▶ _The exercise_:
Identify the lines that contain the string "panel" and copy all of them.

- - - - - - -

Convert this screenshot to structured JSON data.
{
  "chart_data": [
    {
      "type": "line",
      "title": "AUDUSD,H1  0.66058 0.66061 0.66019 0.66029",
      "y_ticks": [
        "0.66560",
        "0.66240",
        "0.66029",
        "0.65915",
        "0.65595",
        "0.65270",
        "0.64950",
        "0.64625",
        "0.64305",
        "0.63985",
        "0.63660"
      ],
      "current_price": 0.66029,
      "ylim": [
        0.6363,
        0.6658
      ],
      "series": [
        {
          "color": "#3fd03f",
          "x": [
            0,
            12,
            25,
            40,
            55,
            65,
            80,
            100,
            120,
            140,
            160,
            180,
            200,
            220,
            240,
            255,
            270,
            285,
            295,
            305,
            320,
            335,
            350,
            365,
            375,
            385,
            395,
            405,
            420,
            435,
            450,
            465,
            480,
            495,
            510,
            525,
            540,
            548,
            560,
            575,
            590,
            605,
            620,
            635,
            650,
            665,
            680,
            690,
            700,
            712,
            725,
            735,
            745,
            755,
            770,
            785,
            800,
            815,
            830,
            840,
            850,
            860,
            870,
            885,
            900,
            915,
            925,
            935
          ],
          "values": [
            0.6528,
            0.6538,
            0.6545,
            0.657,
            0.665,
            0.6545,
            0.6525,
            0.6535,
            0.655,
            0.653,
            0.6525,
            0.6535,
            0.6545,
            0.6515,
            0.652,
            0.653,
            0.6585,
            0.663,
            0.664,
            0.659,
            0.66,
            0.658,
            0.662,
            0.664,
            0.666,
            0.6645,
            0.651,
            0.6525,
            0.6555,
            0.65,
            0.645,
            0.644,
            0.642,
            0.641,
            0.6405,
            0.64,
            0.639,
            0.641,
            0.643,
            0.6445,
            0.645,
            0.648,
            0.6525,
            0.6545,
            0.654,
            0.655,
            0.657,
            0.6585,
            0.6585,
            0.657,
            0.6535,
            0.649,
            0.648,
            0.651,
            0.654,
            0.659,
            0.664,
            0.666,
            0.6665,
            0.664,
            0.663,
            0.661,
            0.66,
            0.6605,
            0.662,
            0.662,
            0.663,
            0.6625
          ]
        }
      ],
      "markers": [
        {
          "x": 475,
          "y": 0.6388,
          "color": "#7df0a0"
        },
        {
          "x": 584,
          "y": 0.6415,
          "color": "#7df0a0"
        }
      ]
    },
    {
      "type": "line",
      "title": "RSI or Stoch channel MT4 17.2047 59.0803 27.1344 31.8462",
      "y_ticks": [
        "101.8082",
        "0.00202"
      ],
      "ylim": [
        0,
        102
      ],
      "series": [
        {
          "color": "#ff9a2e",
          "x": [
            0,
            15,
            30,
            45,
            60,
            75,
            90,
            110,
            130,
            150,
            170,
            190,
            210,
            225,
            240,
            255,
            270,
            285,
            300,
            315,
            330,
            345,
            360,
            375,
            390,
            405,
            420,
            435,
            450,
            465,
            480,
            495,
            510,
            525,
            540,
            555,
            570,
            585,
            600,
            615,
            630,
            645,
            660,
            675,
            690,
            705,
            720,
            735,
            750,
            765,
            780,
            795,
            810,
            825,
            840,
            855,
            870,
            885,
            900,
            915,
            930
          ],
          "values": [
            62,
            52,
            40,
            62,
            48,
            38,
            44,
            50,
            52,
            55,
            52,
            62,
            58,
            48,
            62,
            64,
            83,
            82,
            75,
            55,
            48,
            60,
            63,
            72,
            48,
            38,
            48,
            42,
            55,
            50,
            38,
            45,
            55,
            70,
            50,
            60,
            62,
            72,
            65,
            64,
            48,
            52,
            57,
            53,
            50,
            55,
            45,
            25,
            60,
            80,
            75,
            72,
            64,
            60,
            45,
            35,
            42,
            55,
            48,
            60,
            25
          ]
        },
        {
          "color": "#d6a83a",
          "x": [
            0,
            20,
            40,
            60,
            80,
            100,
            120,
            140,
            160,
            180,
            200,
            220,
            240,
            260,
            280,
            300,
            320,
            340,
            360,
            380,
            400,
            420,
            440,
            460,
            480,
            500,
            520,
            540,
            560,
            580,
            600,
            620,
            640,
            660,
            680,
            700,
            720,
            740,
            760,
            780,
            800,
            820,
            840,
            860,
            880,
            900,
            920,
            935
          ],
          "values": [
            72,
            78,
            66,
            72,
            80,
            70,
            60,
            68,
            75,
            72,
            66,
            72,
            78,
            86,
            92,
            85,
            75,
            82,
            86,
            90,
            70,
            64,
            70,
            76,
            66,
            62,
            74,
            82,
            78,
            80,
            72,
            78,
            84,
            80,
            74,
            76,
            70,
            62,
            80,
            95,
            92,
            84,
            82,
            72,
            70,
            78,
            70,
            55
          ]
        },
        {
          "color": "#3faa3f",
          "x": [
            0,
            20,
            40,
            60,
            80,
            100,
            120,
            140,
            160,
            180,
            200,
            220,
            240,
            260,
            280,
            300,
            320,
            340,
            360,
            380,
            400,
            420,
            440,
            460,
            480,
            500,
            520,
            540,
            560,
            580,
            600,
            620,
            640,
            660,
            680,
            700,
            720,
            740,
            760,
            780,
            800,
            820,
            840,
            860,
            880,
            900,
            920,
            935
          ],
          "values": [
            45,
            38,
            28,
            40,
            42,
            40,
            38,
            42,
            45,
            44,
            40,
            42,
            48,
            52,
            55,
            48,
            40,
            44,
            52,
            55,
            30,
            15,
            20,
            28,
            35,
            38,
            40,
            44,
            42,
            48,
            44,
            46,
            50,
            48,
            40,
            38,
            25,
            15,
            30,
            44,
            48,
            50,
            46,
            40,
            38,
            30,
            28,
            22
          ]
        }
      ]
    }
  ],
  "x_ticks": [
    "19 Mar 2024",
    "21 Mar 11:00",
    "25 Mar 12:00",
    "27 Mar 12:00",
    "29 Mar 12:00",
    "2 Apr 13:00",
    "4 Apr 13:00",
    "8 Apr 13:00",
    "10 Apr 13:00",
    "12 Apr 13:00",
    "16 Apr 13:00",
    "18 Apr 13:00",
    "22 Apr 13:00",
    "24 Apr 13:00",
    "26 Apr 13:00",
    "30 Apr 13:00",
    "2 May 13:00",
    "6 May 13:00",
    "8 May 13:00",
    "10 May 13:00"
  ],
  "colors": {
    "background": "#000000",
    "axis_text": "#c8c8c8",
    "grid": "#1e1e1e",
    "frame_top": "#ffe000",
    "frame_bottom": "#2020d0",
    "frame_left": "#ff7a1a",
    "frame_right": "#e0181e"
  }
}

- - - - - - -

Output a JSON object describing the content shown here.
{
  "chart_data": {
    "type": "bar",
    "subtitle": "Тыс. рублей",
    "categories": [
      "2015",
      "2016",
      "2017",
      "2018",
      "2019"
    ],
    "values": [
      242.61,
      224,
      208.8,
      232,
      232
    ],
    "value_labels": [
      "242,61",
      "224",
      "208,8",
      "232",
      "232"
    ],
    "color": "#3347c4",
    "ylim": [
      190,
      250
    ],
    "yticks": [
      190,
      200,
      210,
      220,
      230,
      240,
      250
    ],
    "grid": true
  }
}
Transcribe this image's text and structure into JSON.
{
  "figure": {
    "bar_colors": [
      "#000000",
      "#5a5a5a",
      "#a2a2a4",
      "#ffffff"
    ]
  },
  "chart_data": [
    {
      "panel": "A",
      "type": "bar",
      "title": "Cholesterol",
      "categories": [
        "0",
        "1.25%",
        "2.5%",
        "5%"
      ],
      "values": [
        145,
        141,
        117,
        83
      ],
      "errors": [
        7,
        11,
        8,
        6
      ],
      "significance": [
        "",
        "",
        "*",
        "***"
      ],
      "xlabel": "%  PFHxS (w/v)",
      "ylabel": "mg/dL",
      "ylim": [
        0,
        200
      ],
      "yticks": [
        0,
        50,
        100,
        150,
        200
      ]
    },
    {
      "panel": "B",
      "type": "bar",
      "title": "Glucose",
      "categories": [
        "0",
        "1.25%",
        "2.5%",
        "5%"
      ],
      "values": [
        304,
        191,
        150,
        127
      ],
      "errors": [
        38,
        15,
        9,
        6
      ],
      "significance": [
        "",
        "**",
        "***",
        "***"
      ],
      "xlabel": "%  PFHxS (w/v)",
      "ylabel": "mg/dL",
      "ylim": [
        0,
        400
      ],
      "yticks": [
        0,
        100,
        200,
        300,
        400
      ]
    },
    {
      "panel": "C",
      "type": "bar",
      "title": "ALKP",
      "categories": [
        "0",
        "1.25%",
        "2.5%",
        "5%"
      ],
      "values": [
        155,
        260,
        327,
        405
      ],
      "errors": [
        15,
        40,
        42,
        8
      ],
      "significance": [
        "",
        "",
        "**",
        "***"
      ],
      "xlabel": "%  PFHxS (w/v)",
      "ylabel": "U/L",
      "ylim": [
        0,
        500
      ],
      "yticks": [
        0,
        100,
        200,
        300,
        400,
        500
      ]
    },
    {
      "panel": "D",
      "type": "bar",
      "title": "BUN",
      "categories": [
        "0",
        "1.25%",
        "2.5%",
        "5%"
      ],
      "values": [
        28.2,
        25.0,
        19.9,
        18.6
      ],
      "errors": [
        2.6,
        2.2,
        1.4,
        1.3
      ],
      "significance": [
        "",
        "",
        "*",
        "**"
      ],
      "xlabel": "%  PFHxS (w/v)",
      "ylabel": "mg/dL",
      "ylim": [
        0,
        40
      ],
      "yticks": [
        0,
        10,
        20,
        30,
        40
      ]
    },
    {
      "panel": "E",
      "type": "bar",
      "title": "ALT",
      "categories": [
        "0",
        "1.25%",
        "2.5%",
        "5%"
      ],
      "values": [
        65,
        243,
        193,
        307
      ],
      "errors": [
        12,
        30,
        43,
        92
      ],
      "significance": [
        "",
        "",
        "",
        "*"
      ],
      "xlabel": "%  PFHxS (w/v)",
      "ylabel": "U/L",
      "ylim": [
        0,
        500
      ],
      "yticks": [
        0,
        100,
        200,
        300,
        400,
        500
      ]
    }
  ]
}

- - - - - - -

▶ _Exercise solution_:
      "panel": "A",
      "panel": "B",
      "panel": "C",
      "panel": "D",
      "panel": "E",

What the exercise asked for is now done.